* _Exercise aim_
Where an entry contains an image, skip the image and print the rest exactly.

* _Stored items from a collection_
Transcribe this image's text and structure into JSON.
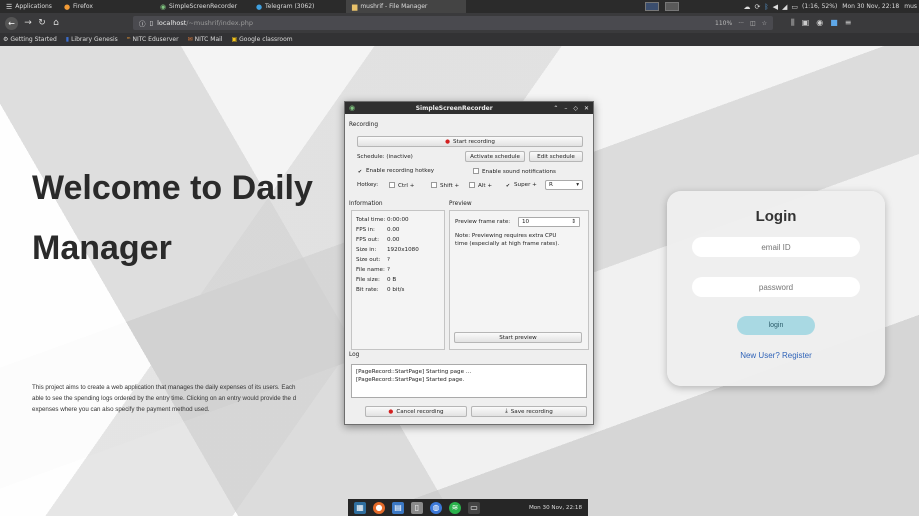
{
  "system_bar": {
    "apps_menu": "Applications",
    "tasks": [
      {
        "label": "Firefox",
        "icon": "firefox-icon"
      },
      {
        "label": "SimpleScreenRecorder",
        "icon": "recorder-icon"
      },
      {
        "label": "Telegram (3062)",
        "icon": "telegram-icon"
      },
      {
        "label": "mushrif - File Manager",
        "icon": "folder-icon"
      }
    ],
    "battery": "(1:16, 52%)",
    "clock": "Mon 30 Nov, 22:18",
    "user": "mus"
  },
  "browser": {
    "url_host": "localhost",
    "url_path": "/~mushrif/index.php",
    "zoom": "110%",
    "bookmarks": [
      {
        "label": "Getting Started",
        "icon": "gear-icon"
      },
      {
        "label": "Library Genesis",
        "icon": "book-icon"
      },
      {
        "label": "NITC Eduserver",
        "icon": "moodle-icon"
      },
      {
        "label": "NITC Mail",
        "icon": "mail-icon"
      },
      {
        "label": "Google classroom",
        "icon": "classroom-icon"
      }
    ]
  },
  "page": {
    "hero_line1": "Welcome to Daily",
    "hero_line2": "Manager",
    "description_line1": "This project aims to create a web application that manages the daily expenses of its users. Each",
    "description_line2": "able to see the spending logs ordered by the entry time. Clicking on an entry would provide the d",
    "description_line3": "expenses where you can also specify the payment method used.",
    "login": {
      "title": "Login",
      "email_placeholder": "email ID",
      "password_placeholder": "password",
      "button": "login",
      "register_link": "New User? Register"
    }
  },
  "recorder": {
    "title": "SimpleScreenRecorder",
    "recording_label": "Recording",
    "start_button": "Start recording",
    "schedule_label": "Schedule: (inactive)",
    "activate_schedule": "Activate schedule",
    "edit_schedule": "Edit schedule",
    "enable_hotkey": "Enable recording hotkey",
    "enable_sound": "Enable sound notifications",
    "hotkey_label": "Hotkey:",
    "modifiers": [
      {
        "label": "Ctrl +",
        "checked": false
      },
      {
        "label": "Shift +",
        "checked": false
      },
      {
        "label": "Alt +",
        "checked": false
      },
      {
        "label": "Super +",
        "checked": true
      }
    ],
    "hotkey_key": "R",
    "information_label": "Information",
    "preview_label": "Preview",
    "info": [
      {
        "key": "Total time:",
        "value": "0:00:00"
      },
      {
        "key": "FPS in:",
        "value": "0.00"
      },
      {
        "key": "FPS out:",
        "value": "0.00"
      },
      {
        "key": "Size in:",
        "value": "1920x1080"
      },
      {
        "key": "Size out:",
        "value": "?"
      },
      {
        "key": "File name:",
        "value": "?"
      },
      {
        "key": "File size:",
        "value": "0 B"
      },
      {
        "key": "Bit rate:",
        "value": "0 bit/s"
      }
    ],
    "preview_frame_rate_label": "Preview frame rate:",
    "preview_frame_rate": "10",
    "preview_note_line1": "Note: Previewing requires extra CPU",
    "preview_note_line2": "time (especially at high frame rates).",
    "start_preview": "Start preview",
    "log_label": "Log",
    "log_lines": [
      "[PageRecord::StartPage] Starting page ...",
      "[PageRecord::StartPage] Started page."
    ],
    "cancel_button": "Cancel recording",
    "save_button": "Save recording"
  },
  "dock": {
    "clock": "Mon 30 Nov, 22:18"
  }
}
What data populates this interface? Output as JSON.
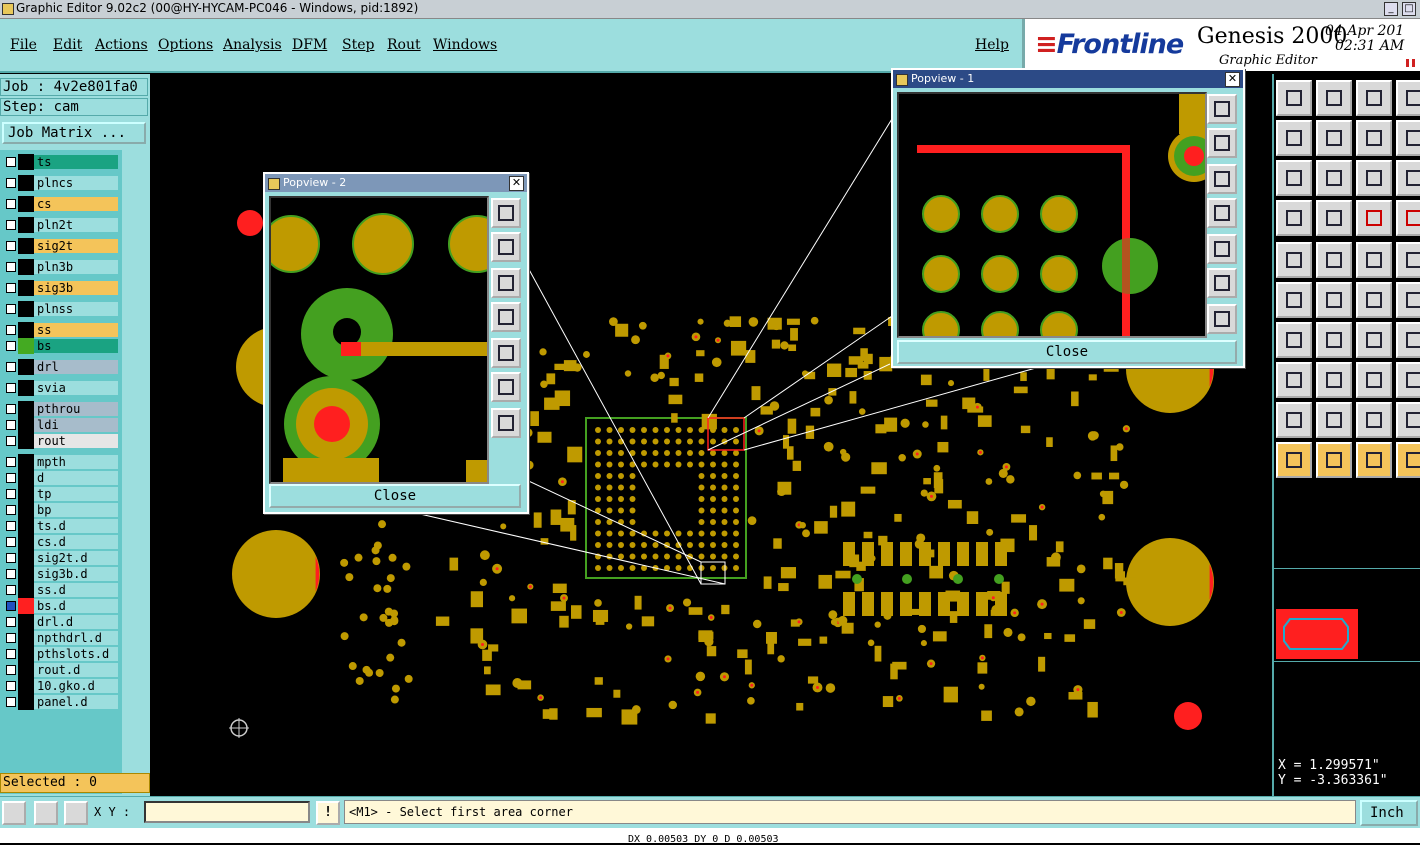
{
  "window": {
    "title": "Graphic Editor 9.02c2 (00@HY-HYCAM-PC046 - Windows, pid:1892)"
  },
  "menu": [
    "File",
    "Edit",
    "Actions",
    "Options",
    "Analysis",
    "DFM",
    "Step",
    "Rout",
    "Windows"
  ],
  "help": "Help",
  "brand": {
    "logo": "Frontline",
    "product": "Genesis 2000",
    "subtitle": "Graphic Editor",
    "date": "04 Apr 201",
    "time": "02:31 AM"
  },
  "job": {
    "job": "Job : 4v2e801fa0",
    "step": "Step: cam",
    "matrix_button": "Job Matrix ..."
  },
  "layers": [
    {
      "name": "ts",
      "bg": "#1aa382",
      "color": "#000"
    },
    {
      "name": "plncs",
      "bg": "#9cdede",
      "color": "#000"
    },
    {
      "name": "cs",
      "bg": "#f4c45a",
      "color": "#000"
    },
    {
      "name": "pln2t",
      "bg": "#9cdede",
      "color": "#000"
    },
    {
      "name": "sig2t",
      "bg": "#f4c45a",
      "color": "#000"
    },
    {
      "name": "pln3b",
      "bg": "#9cdede",
      "color": "#000"
    },
    {
      "name": "sig3b",
      "bg": "#f4c45a",
      "color": "#000"
    },
    {
      "name": "plnss",
      "bg": "#9cdede",
      "color": "#000"
    },
    {
      "name": "ss",
      "bg": "#f4c45a",
      "color": "#000"
    },
    {
      "name": "bs",
      "bg": "#1aa382",
      "color": "#44aa22"
    },
    {
      "name": "drl",
      "bg": "#a7bccb",
      "color": "#000"
    },
    {
      "name": "svia",
      "bg": "#9cdede",
      "color": "#000"
    },
    {
      "name": "pthrou",
      "bg": "#a7bccb",
      "color": "#000"
    },
    {
      "name": "ldi",
      "bg": "#a7bccb",
      "color": "#000"
    },
    {
      "name": "rout",
      "bg": "#e6e6e6",
      "color": "#000"
    },
    {
      "name": "mpth",
      "bg": "#9cdede",
      "color": "#000"
    },
    {
      "name": "d",
      "bg": "#9cdede",
      "color": "#000"
    },
    {
      "name": "tp",
      "bg": "#9cdede",
      "color": "#000"
    },
    {
      "name": "bp",
      "bg": "#9cdede",
      "color": "#000"
    },
    {
      "name": "ts.d",
      "bg": "#9cdede",
      "color": "#000"
    },
    {
      "name": "cs.d",
      "bg": "#9cdede",
      "color": "#000"
    },
    {
      "name": "sig2t.d",
      "bg": "#9cdede",
      "color": "#000"
    },
    {
      "name": "sig3b.d",
      "bg": "#9cdede",
      "color": "#000"
    },
    {
      "name": "ss.d",
      "bg": "#9cdede",
      "color": "#000"
    },
    {
      "name": "bs.d",
      "bg": "#9cdede",
      "color": "#ff2020"
    },
    {
      "name": "drl.d",
      "bg": "#9cdede",
      "color": "#000"
    },
    {
      "name": "npthdrl.d",
      "bg": "#9cdede",
      "color": "#000"
    },
    {
      "name": "pthslots.d",
      "bg": "#9cdede",
      "color": "#000"
    },
    {
      "name": "rout.d",
      "bg": "#9cdede",
      "color": "#000"
    },
    {
      "name": "10.gko.d",
      "bg": "#9cdede",
      "color": "#000"
    },
    {
      "name": "panel.d",
      "bg": "#9cdede",
      "color": "#000"
    }
  ],
  "selected": "Selected : 0",
  "popview1": {
    "title": "Popview - 1",
    "close": "Close"
  },
  "popview2": {
    "title": "Popview - 2",
    "close": "Close"
  },
  "coords": {
    "x": "X = 1.299571\"",
    "y": "Y = -3.363361\""
  },
  "status": {
    "xy_label": "X Y :",
    "xy_value": "",
    "prompt": "<M1> - Select first area corner",
    "units": "Inch"
  },
  "bottom": "DX 0.00503 DY 0 D 0.00503"
}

* _Solution to this problem_
Transcribe this image's text and structure into JSON.
{
  "system_bar": {
    "apps_menu": "Applications",
    "tasks": [
      {
        "label": "Firefox",
        "icon": "firefox-icon"
      },
      {
        "label": "SimpleScreenRecorder",
        "icon": "recorder-icon"
      },
      {
        "label": "Telegram (3062)",
        "icon": "telegram-icon"
      },
      {
        "label": "mushrif - File Manager",
        "icon": "folder-icon"
      }
    ],
    "battery": "(1:16, 52%)",
    "clock": "Mon 30 Nov, 22:18",
    "user": "mus"
  },
  "browser": {
    "url_host": "localhost",
    "url_path": "/~mushrif/index.php",
    "zoom": "110%",
    "bookmarks": [
      {
        "label": "Getting Started",
        "icon": "gear-icon"
      },
      {
        "label": "Library Genesis",
        "icon": "book-icon"
      },
      {
        "label": "NITC Eduserver",
        "icon": "moodle-icon"
      },
      {
        "label": "NITC Mail",
        "icon": "mail-icon"
      },
      {
        "label": "Google classroom",
        "icon": "classroom-icon"
      }
    ]
  },
  "page": {
    "hero_line1": "Welcome to Daily",
    "hero_line2": "Manager",
    "description_line1": "This project aims to create a web application that manages the daily expenses of its users. Each",
    "description_line2": "able to see the spending logs ordered by the entry time. Clicking on an entry would provide the d",
    "description_line3": "expenses where you can also specify the payment method used.",
    "login": {
      "title": "Login",
      "email_placeholder": "email ID",
      "password_placeholder": "password",
      "button": "login",
      "register_link": "New User? Register"
    }
  },
  "recorder": {
    "title": "SimpleScreenRecorder",
    "recording_label": "Recording",
    "start_button": "Start recording",
    "schedule_label": "Schedule: (inactive)",
    "activate_schedule": "Activate schedule",
    "edit_schedule": "Edit schedule",
    "enable_hotkey": "Enable recording hotkey",
    "enable_sound": "Enable sound notifications",
    "hotkey_label": "Hotkey:",
    "modifiers": [
      {
        "label": "Ctrl +",
        "checked": false
      },
      {
        "label": "Shift +",
        "checked": false
      },
      {
        "label": "Alt +",
        "checked": false
      },
      {
        "label": "Super +",
        "checked": true
      }
    ],
    "hotkey_key": "R",
    "information_label": "Information",
    "preview_label": "Preview",
    "info": [
      {
        "key": "Total time:",
        "value": "0:00:00"
      },
      {
        "key": "FPS in:",
        "value": "0.00"
      },
      {
        "key": "FPS out:",
        "value": "0.00"
      },
      {
        "key": "Size in:",
        "value": "1920x1080"
      },
      {
        "key": "Size out:",
        "value": "?"
      },
      {
        "key": "File name:",
        "value": "?"
      },
      {
        "key": "File size:",
        "value": "0 B"
      },
      {
        "key": "Bit rate:",
        "value": "0 bit/s"
      }
    ],
    "preview_frame_rate_label": "Preview frame rate:",
    "preview_frame_rate": "10",
    "preview_note_line1": "Note: Previewing requires extra CPU",
    "preview_note_line2": "time (especially at high frame rates).",
    "start_preview": "Start preview",
    "log_label": "Log",
    "log_lines": [
      "[PageRecord::StartPage] Starting page ...",
      "[PageRecord::StartPage] Started page."
    ],
    "cancel_button": "Cancel recording",
    "save_button": "Save recording"
  },
  "dock": {
    "clock": "Mon 30 Nov, 22:18"
  }
}
What data populates this interface? Output as JSON.
{
  "window": {
    "title": "Graphic Editor 9.02c2 (00@HY-HYCAM-PC046 - Windows, pid:1892)"
  },
  "menu": [
    "File",
    "Edit",
    "Actions",
    "Options",
    "Analysis",
    "DFM",
    "Step",
    "Rout",
    "Windows"
  ],
  "help": "Help",
  "brand": {
    "logo": "Frontline",
    "product": "Genesis 2000",
    "subtitle": "Graphic Editor",
    "date": "04 Apr 201",
    "time": "02:31 AM"
  },
  "job": {
    "job": "Job : 4v2e801fa0",
    "step": "Step: cam",
    "matrix_button": "Job Matrix ..."
  },
  "layers": [
    {
      "name": "ts",
      "bg": "#1aa382",
      "color": "#000"
    },
    {
      "name": "plncs",
      "bg": "#9cdede",
      "color": "#000"
    },
    {
      "name": "cs",
      "bg": "#f4c45a",
      "color": "#000"
    },
    {
      "name": "pln2t",
      "bg": "#9cdede",
      "color": "#000"
    },
    {
      "name": "sig2t",
      "bg": "#f4c45a",
      "color": "#000"
    },
    {
      "name": "pln3b",
      "bg": "#9cdede",
      "color": "#000"
    },
    {
      "name": "sig3b",
      "bg": "#f4c45a",
      "color": "#000"
    },
    {
      "name": "plnss",
      "bg": "#9cdede",
      "color": "#000"
    },
    {
      "name": "ss",
      "bg": "#f4c45a",
      "color": "#000"
    },
    {
      "name": "bs",
      "bg": "#1aa382",
      "color": "#44aa22"
    },
    {
      "name": "drl",
      "bg": "#a7bccb",
      "color": "#000"
    },
    {
      "name": "svia",
      "bg": "#9cdede",
      "color": "#000"
    },
    {
      "name": "pthrou",
      "bg": "#a7bccb",
      "color": "#000"
    },
    {
      "name": "ldi",
      "bg": "#a7bccb",
      "color": "#000"
    },
    {
      "name": "rout",
      "bg": "#e6e6e6",
      "color": "#000"
    },
    {
      "name": "mpth",
      "bg": "#9cdede",
      "color": "#000"
    },
    {
      "name": "d",
      "bg": "#9cdede",
      "color": "#000"
    },
    {
      "name": "tp",
      "bg": "#9cdede",
      "color": "#000"
    },
    {
      "name": "bp",
      "bg": "#9cdede",
      "color": "#000"
    },
    {
      "name": "ts.d",
      "bg": "#9cdede",
      "color": "#000"
    },
    {
      "name": "cs.d",
      "bg": "#9cdede",
      "color": "#000"
    },
    {
      "name": "sig2t.d",
      "bg": "#9cdede",
      "color": "#000"
    },
    {
      "name": "sig3b.d",
      "bg": "#9cdede",
      "color": "#000"
    },
    {
      "name": "ss.d",
      "bg": "#9cdede",
      "color": "#000"
    },
    {
      "name": "bs.d",
      "bg": "#9cdede",
      "color": "#ff2020"
    },
    {
      "name": "drl.d",
      "bg": "#9cdede",
      "color": "#000"
    },
    {
      "name": "npthdrl.d",
      "bg": "#9cdede",
      "color": "#000"
    },
    {
      "name": "pthslots.d",
      "bg": "#9cdede",
      "color": "#000"
    },
    {
      "name": "rout.d",
      "bg": "#9cdede",
      "color": "#000"
    },
    {
      "name": "10.gko.d",
      "bg": "#9cdede",
      "color": "#000"
    },
    {
      "name": "panel.d",
      "bg": "#9cdede",
      "color": "#000"
    }
  ],
  "selected": "Selected : 0",
  "popview1": {
    "title": "Popview - 1",
    "close": "Close"
  },
  "popview2": {
    "title": "Popview - 2",
    "close": "Close"
  },
  "coords": {
    "x": "X = 1.299571\"",
    "y": "Y = -3.363361\""
  },
  "status": {
    "xy_label": "X Y :",
    "xy_value": "",
    "prompt": "<M1> - Select first area corner",
    "units": "Inch"
  },
  "bottom": "DX 0.00503 DY 0 D 0.00503"
}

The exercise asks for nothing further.